● **Supplied records**
════════

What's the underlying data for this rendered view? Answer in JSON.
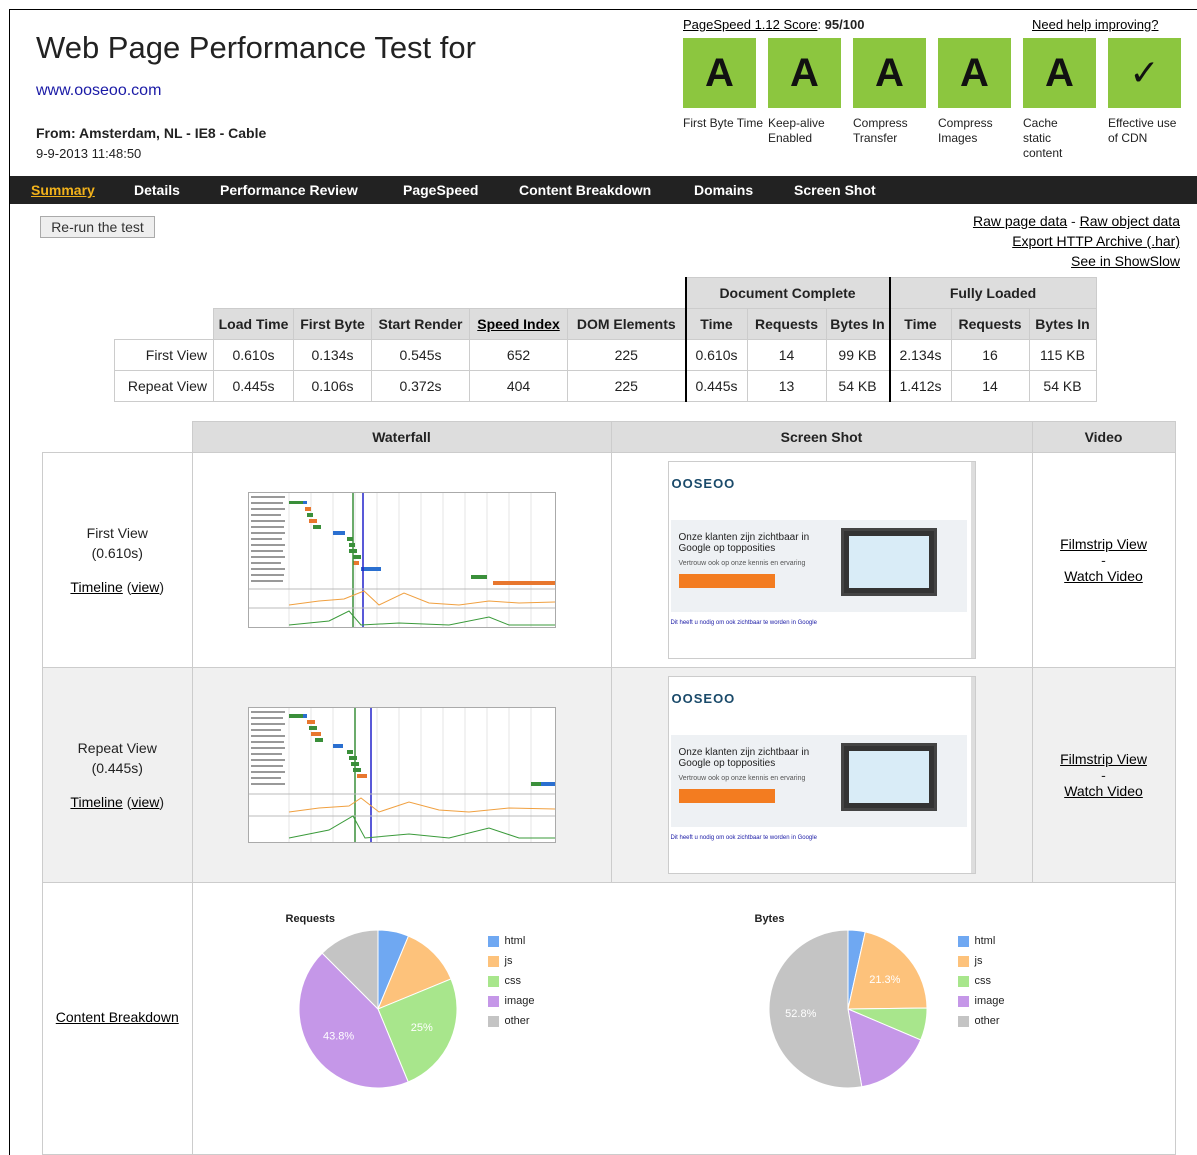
{
  "header": {
    "title": "Web Page Performance Test for",
    "url": "www.ooseoo.com",
    "from": "From: Amsterdam, NL - IE8 - Cable",
    "datetime": "9-9-2013 11:48:50",
    "pagespeed_label": "PageSpeed 1.12 Score",
    "pagespeed_score": "95/100",
    "help_link": "Need help improving?"
  },
  "grades": [
    {
      "grade": "A",
      "label": "First Byte Time"
    },
    {
      "grade": "A",
      "label": "Keep-alive Enabled"
    },
    {
      "grade": "A",
      "label": "Compress Transfer"
    },
    {
      "grade": "A",
      "label": "Compress Images"
    },
    {
      "grade": "A",
      "label": "Cache static content"
    },
    {
      "grade": "✓",
      "label": "Effective use of CDN"
    }
  ],
  "nav": [
    "Summary",
    "Details",
    "Performance Review",
    "PageSpeed",
    "Content Breakdown",
    "Domains",
    "Screen Shot"
  ],
  "actions": {
    "rerun": "Re-run the test",
    "raw_page": "Raw page data",
    "separator": "-",
    "raw_object": "Raw object data",
    "export_har": "Export HTTP Archive (.har)",
    "showslow": "See in ShowSlow"
  },
  "results": {
    "group_headers": [
      "Document Complete",
      "Fully Loaded"
    ],
    "columns": [
      "Load Time",
      "First Byte",
      "Start Render",
      "Speed Index",
      "DOM Elements",
      "Time",
      "Requests",
      "Bytes In",
      "Time",
      "Requests",
      "Bytes In"
    ],
    "rows": [
      {
        "label": "First View",
        "values": [
          "0.610s",
          "0.134s",
          "0.545s",
          "652",
          "225",
          "0.610s",
          "14",
          "99 KB",
          "2.134s",
          "16",
          "115 KB"
        ]
      },
      {
        "label": "Repeat View",
        "values": [
          "0.445s",
          "0.106s",
          "0.372s",
          "404",
          "225",
          "0.445s",
          "13",
          "54 KB",
          "1.412s",
          "14",
          "54 KB"
        ]
      }
    ]
  },
  "grid": {
    "headers": [
      "Waterfall",
      "Screen Shot",
      "Video"
    ],
    "views": [
      {
        "name": "First View",
        "time": "(0.610s)",
        "timeline": "Timeline",
        "view": "view",
        "filmstrip": "Filmstrip View",
        "dash": "-",
        "watch": "Watch Video"
      },
      {
        "name": "Repeat View",
        "time": "(0.445s)",
        "timeline": "Timeline",
        "view": "view",
        "filmstrip": "Filmstrip View",
        "dash": "-",
        "watch": "Watch Video"
      }
    ],
    "screenshot": {
      "logo": "OOSEOO",
      "headline": "Onze klanten zijn zichtbaar in Google op topposities",
      "sub": "Vertrouw ook op onze kennis en ervaring",
      "footer": "Dit heeft u nodig om ook zichtbaar te worden in Google"
    },
    "content_breakdown": "Content Breakdown"
  },
  "chart_data": [
    {
      "type": "pie",
      "title": "Requests",
      "categories": [
        "html",
        "js",
        "css",
        "image",
        "other"
      ],
      "values": [
        6.3,
        12.5,
        25,
        43.8,
        12.5
      ],
      "labels": [
        "",
        "",
        "25%",
        "43.8%",
        ""
      ],
      "colors": [
        "#6fa8f2",
        "#fdc27b",
        "#a8e68c",
        "#c597e8",
        "#c4c4c4"
      ]
    },
    {
      "type": "pie",
      "title": "Bytes",
      "categories": [
        "html",
        "js",
        "css",
        "image",
        "other"
      ],
      "values": [
        3.5,
        21.3,
        6.6,
        15.8,
        52.8
      ],
      "labels": [
        "",
        "21.3%",
        "",
        "",
        "52.8%"
      ],
      "colors": [
        "#6fa8f2",
        "#fdc27b",
        "#a8e68c",
        "#c597e8",
        "#c4c4c4"
      ]
    }
  ]
}
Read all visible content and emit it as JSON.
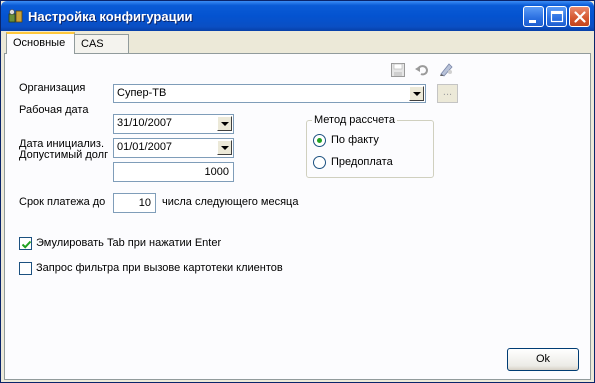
{
  "window": {
    "title": "Настройка конфигурации"
  },
  "tabs": [
    {
      "label": "Основные",
      "active": true
    },
    {
      "label": "CAS",
      "active": false
    }
  ],
  "toolbar": {
    "icons": [
      "save-icon",
      "undo-icon",
      "edit-pen-icon"
    ]
  },
  "form": {
    "organization": {
      "label": "Организация",
      "value": "Супер-ТВ",
      "button_label": "..."
    },
    "work_date": {
      "label": "Рабочая дата",
      "value": "31/10/2007"
    },
    "init_date": {
      "label": "Дата инициализ.",
      "value": "01/01/2007"
    },
    "allowed_debt": {
      "label": "Допустимый долг",
      "value": "1000"
    },
    "payment_term": {
      "label": "Срок платежа до",
      "value": "10",
      "suffix": "числа следующего месяца"
    }
  },
  "calc_method": {
    "title": "Метод рассчета",
    "options": [
      {
        "label": "По факту",
        "selected": true
      },
      {
        "label": "Предоплата",
        "selected": false
      }
    ]
  },
  "options": [
    {
      "label": "Эмулировать Tab при нажатии Enter",
      "checked": true
    },
    {
      "label": "Запрос фильтра при вызове картотеки клиентов",
      "checked": false
    }
  ],
  "buttons": {
    "ok": "Ok"
  },
  "colors": {
    "titlebar": "#0453d0",
    "panel_bg": "#fcfcfe",
    "window_bg": "#ece9d8",
    "radio_dot": "#21a121",
    "check_mark": "#21a121"
  }
}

════════

● **Set task**
Make an exact copy of the records shown above, without the pictures.

● **Solution**
What's the underlying data for this rendered view? Answer in JSON.
{
  "header": {
    "title": "Web Page Performance Test for",
    "url": "www.ooseoo.com",
    "from": "From: Amsterdam, NL - IE8 - Cable",
    "datetime": "9-9-2013 11:48:50",
    "pagespeed_label": "PageSpeed 1.12 Score",
    "pagespeed_score": "95/100",
    "help_link": "Need help improving?"
  },
  "grades": [
    {
      "grade": "A",
      "label": "First Byte Time"
    },
    {
      "grade": "A",
      "label": "Keep-alive Enabled"
    },
    {
      "grade": "A",
      "label": "Compress Transfer"
    },
    {
      "grade": "A",
      "label": "Compress Images"
    },
    {
      "grade": "A",
      "label": "Cache static content"
    },
    {
      "grade": "✓",
      "label": "Effective use of CDN"
    }
  ],
  "nav": [
    "Summary",
    "Details",
    "Performance Review",
    "PageSpeed",
    "Content Breakdown",
    "Domains",
    "Screen Shot"
  ],
  "actions": {
    "rerun": "Re-run the test",
    "raw_page": "Raw page data",
    "separator": "-",
    "raw_object": "Raw object data",
    "export_har": "Export HTTP Archive (.har)",
    "showslow": "See in ShowSlow"
  },
  "results": {
    "group_headers": [
      "Document Complete",
      "Fully Loaded"
    ],
    "columns": [
      "Load Time",
      "First Byte",
      "Start Render",
      "Speed Index",
      "DOM Elements",
      "Time",
      "Requests",
      "Bytes In",
      "Time",
      "Requests",
      "Bytes In"
    ],
    "rows": [
      {
        "label": "First View",
        "values": [
          "0.610s",
          "0.134s",
          "0.545s",
          "652",
          "225",
          "0.610s",
          "14",
          "99 KB",
          "2.134s",
          "16",
          "115 KB"
        ]
      },
      {
        "label": "Repeat View",
        "values": [
          "0.445s",
          "0.106s",
          "0.372s",
          "404",
          "225",
          "0.445s",
          "13",
          "54 KB",
          "1.412s",
          "14",
          "54 KB"
        ]
      }
    ]
  },
  "grid": {
    "headers": [
      "Waterfall",
      "Screen Shot",
      "Video"
    ],
    "views": [
      {
        "name": "First View",
        "time": "(0.610s)",
        "timeline": "Timeline",
        "view": "view",
        "filmstrip": "Filmstrip View",
        "dash": "-",
        "watch": "Watch Video"
      },
      {
        "name": "Repeat View",
        "time": "(0.445s)",
        "timeline": "Timeline",
        "view": "view",
        "filmstrip": "Filmstrip View",
        "dash": "-",
        "watch": "Watch Video"
      }
    ],
    "screenshot": {
      "logo": "OOSEOO",
      "headline": "Onze klanten zijn zichtbaar in Google op topposities",
      "sub": "Vertrouw ook op onze kennis en ervaring",
      "footer": "Dit heeft u nodig om ook zichtbaar te worden in Google"
    },
    "content_breakdown": "Content Breakdown"
  },
  "chart_data": [
    {
      "type": "pie",
      "title": "Requests",
      "categories": [
        "html",
        "js",
        "css",
        "image",
        "other"
      ],
      "values": [
        6.3,
        12.5,
        25,
        43.8,
        12.5
      ],
      "labels": [
        "",
        "",
        "25%",
        "43.8%",
        ""
      ],
      "colors": [
        "#6fa8f2",
        "#fdc27b",
        "#a8e68c",
        "#c597e8",
        "#c4c4c4"
      ]
    },
    {
      "type": "pie",
      "title": "Bytes",
      "categories": [
        "html",
        "js",
        "css",
        "image",
        "other"
      ],
      "values": [
        3.5,
        21.3,
        6.6,
        15.8,
        52.8
      ],
      "labels": [
        "",
        "21.3%",
        "",
        "",
        "52.8%"
      ],
      "colors": [
        "#6fa8f2",
        "#fdc27b",
        "#a8e68c",
        "#c597e8",
        "#c4c4c4"
      ]
    }
  ]
}
Read all visible content and emit it as JSON.
{
  "window": {
    "title": "Настройка конфигурации"
  },
  "tabs": [
    {
      "label": "Основные",
      "active": true
    },
    {
      "label": "CAS",
      "active": false
    }
  ],
  "toolbar": {
    "icons": [
      "save-icon",
      "undo-icon",
      "edit-pen-icon"
    ]
  },
  "form": {
    "organization": {
      "label": "Организация",
      "value": "Супер-ТВ",
      "button_label": "..."
    },
    "work_date": {
      "label": "Рабочая дата",
      "value": "31/10/2007"
    },
    "init_date": {
      "label": "Дата инициализ.",
      "value": "01/01/2007"
    },
    "allowed_debt": {
      "label": "Допустимый долг",
      "value": "1000"
    },
    "payment_term": {
      "label": "Срок платежа до",
      "value": "10",
      "suffix": "числа следующего месяца"
    }
  },
  "calc_method": {
    "title": "Метод рассчета",
    "options": [
      {
        "label": "По факту",
        "selected": true
      },
      {
        "label": "Предоплата",
        "selected": false
      }
    ]
  },
  "options": [
    {
      "label": "Эмулировать Tab при нажатии Enter",
      "checked": true
    },
    {
      "label": "Запрос фильтра при вызове картотеки клиентов",
      "checked": false
    }
  ],
  "buttons": {
    "ok": "Ok"
  },
  "colors": {
    "titlebar": "#0453d0",
    "panel_bg": "#fcfcfe",
    "window_bg": "#ece9d8",
    "radio_dot": "#21a121",
    "check_mark": "#21a121"
  }
}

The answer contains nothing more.